Records from a dataset:
— BEGIN —

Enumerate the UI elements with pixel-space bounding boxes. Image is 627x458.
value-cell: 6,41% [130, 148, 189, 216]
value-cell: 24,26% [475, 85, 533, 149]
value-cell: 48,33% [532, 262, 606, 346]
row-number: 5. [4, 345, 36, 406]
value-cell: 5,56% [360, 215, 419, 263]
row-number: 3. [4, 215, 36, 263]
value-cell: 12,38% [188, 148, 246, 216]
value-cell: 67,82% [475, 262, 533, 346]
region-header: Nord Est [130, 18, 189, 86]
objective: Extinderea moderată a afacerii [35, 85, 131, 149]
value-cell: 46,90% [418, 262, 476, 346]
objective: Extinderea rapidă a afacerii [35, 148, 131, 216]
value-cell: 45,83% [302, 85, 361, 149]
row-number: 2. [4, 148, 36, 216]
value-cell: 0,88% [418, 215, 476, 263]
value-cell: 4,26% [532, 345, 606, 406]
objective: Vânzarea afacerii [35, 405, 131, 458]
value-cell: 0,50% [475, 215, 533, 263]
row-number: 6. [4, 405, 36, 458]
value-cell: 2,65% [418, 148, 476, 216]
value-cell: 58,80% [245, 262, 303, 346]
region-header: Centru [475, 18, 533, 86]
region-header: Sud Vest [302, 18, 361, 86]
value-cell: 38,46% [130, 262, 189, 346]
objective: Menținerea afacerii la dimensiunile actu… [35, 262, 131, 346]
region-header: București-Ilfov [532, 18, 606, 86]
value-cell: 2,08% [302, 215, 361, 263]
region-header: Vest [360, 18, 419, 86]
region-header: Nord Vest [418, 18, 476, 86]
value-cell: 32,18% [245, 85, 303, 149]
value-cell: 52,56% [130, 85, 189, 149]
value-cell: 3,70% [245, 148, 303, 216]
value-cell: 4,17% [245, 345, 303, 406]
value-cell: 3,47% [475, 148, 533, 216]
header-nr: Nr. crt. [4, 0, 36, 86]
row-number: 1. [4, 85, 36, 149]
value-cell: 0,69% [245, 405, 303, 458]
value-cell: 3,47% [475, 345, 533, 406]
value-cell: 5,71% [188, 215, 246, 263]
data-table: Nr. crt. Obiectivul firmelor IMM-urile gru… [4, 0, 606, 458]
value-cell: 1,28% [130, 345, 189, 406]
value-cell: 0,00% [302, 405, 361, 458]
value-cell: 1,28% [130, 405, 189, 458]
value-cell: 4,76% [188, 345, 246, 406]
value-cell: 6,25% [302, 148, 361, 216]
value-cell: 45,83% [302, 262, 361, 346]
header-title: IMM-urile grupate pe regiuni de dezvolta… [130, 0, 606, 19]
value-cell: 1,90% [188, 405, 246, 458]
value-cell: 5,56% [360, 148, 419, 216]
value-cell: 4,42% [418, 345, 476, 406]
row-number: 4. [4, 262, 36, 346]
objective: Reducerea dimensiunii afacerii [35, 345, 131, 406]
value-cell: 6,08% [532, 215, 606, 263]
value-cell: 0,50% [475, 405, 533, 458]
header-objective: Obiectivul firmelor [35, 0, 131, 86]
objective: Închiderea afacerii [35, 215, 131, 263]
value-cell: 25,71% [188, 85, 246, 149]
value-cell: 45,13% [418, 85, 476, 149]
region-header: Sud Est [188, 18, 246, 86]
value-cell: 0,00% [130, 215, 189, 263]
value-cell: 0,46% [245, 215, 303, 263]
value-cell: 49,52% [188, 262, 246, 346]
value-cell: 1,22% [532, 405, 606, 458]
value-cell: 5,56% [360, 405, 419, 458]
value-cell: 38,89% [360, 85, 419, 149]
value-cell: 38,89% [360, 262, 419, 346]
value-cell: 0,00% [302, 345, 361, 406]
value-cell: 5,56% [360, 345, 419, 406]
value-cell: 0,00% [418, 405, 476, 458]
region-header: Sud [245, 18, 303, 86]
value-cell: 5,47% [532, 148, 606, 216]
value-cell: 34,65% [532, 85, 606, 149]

— END —

» TASK TO CARRY OUT
Retype every line of the records above without changing anything.

» WRITTEN RESPONSE
Enumerate the UI elements with pixel-space bounding boxes. Image is 627x458.
value-cell: 6,41% [130, 148, 189, 216]
value-cell: 24,26% [475, 85, 533, 149]
value-cell: 48,33% [532, 262, 606, 346]
row-number: 5. [4, 345, 36, 406]
value-cell: 5,56% [360, 215, 419, 263]
row-number: 3. [4, 215, 36, 263]
value-cell: 12,38% [188, 148, 246, 216]
value-cell: 67,82% [475, 262, 533, 346]
region-header: Nord Est [130, 18, 189, 86]
objective: Extinderea moderată a afacerii [35, 85, 131, 149]
value-cell: 46,90% [418, 262, 476, 346]
objective: Extinderea rapidă a afacerii [35, 148, 131, 216]
value-cell: 45,83% [302, 85, 361, 149]
row-number: 2. [4, 148, 36, 216]
value-cell: 0,88% [418, 215, 476, 263]
value-cell: 4,26% [532, 345, 606, 406]
objective: Vânzarea afacerii [35, 405, 131, 458]
value-cell: 0,50% [475, 215, 533, 263]
row-number: 6. [4, 405, 36, 458]
value-cell: 2,65% [418, 148, 476, 216]
value-cell: 58,80% [245, 262, 303, 346]
region-header: Centru [475, 18, 533, 86]
region-header: Sud Vest [302, 18, 361, 86]
value-cell: 38,46% [130, 262, 189, 346]
objective: Menținerea afacerii la dimensiunile actu… [35, 262, 131, 346]
region-header: București-Ilfov [532, 18, 606, 86]
value-cell: 2,08% [302, 215, 361, 263]
region-header: Vest [360, 18, 419, 86]
region-header: Nord Vest [418, 18, 476, 86]
value-cell: 32,18% [245, 85, 303, 149]
value-cell: 52,56% [130, 85, 189, 149]
value-cell: 3,70% [245, 148, 303, 216]
value-cell: 4,17% [245, 345, 303, 406]
value-cell: 3,47% [475, 148, 533, 216]
header-nr: Nr. crt. [4, 0, 36, 86]
row-number: 1. [4, 85, 36, 149]
value-cell: 0,69% [245, 405, 303, 458]
value-cell: 3,47% [475, 345, 533, 406]
value-cell: 5,71% [188, 215, 246, 263]
data-table: Nr. crt. Obiectivul firmelor IMM-urile gru… [4, 0, 606, 458]
value-cell: 1,28% [130, 345, 189, 406]
value-cell: 0,00% [302, 405, 361, 458]
value-cell: 1,28% [130, 405, 189, 458]
value-cell: 4,76% [188, 345, 246, 406]
value-cell: 6,25% [302, 148, 361, 216]
value-cell: 45,83% [302, 262, 361, 346]
header-title: IMM-urile grupate pe regiuni de dezvolta… [130, 0, 606, 19]
value-cell: 1,90% [188, 405, 246, 458]
value-cell: 5,56% [360, 148, 419, 216]
value-cell: 4,42% [418, 345, 476, 406]
row-number: 4. [4, 262, 36, 346]
objective: Reducerea dimensiunii afacerii [35, 345, 131, 406]
value-cell: 6,08% [532, 215, 606, 263]
value-cell: 0,50% [475, 405, 533, 458]
header-objective: Obiectivul firmelor [35, 0, 131, 86]
objective: Închiderea afacerii [35, 215, 131, 263]
value-cell: 25,71% [188, 85, 246, 149]
value-cell: 45,13% [418, 85, 476, 149]
region-header: Sud Est [188, 18, 246, 86]
value-cell: 0,00% [130, 215, 189, 263]
value-cell: 0,46% [245, 215, 303, 263]
value-cell: 49,52% [188, 262, 246, 346]
value-cell: 1,22% [532, 405, 606, 458]
value-cell: 5,56% [360, 405, 419, 458]
value-cell: 38,89% [360, 85, 419, 149]
value-cell: 38,89% [360, 262, 419, 346]
value-cell: 0,00% [302, 345, 361, 406]
value-cell: 5,56% [360, 345, 419, 406]
value-cell: 0,00% [418, 405, 476, 458]
region-header: Sud [245, 18, 303, 86]
value-cell: 5,47% [532, 148, 606, 216]
value-cell: 34,65% [532, 85, 606, 149]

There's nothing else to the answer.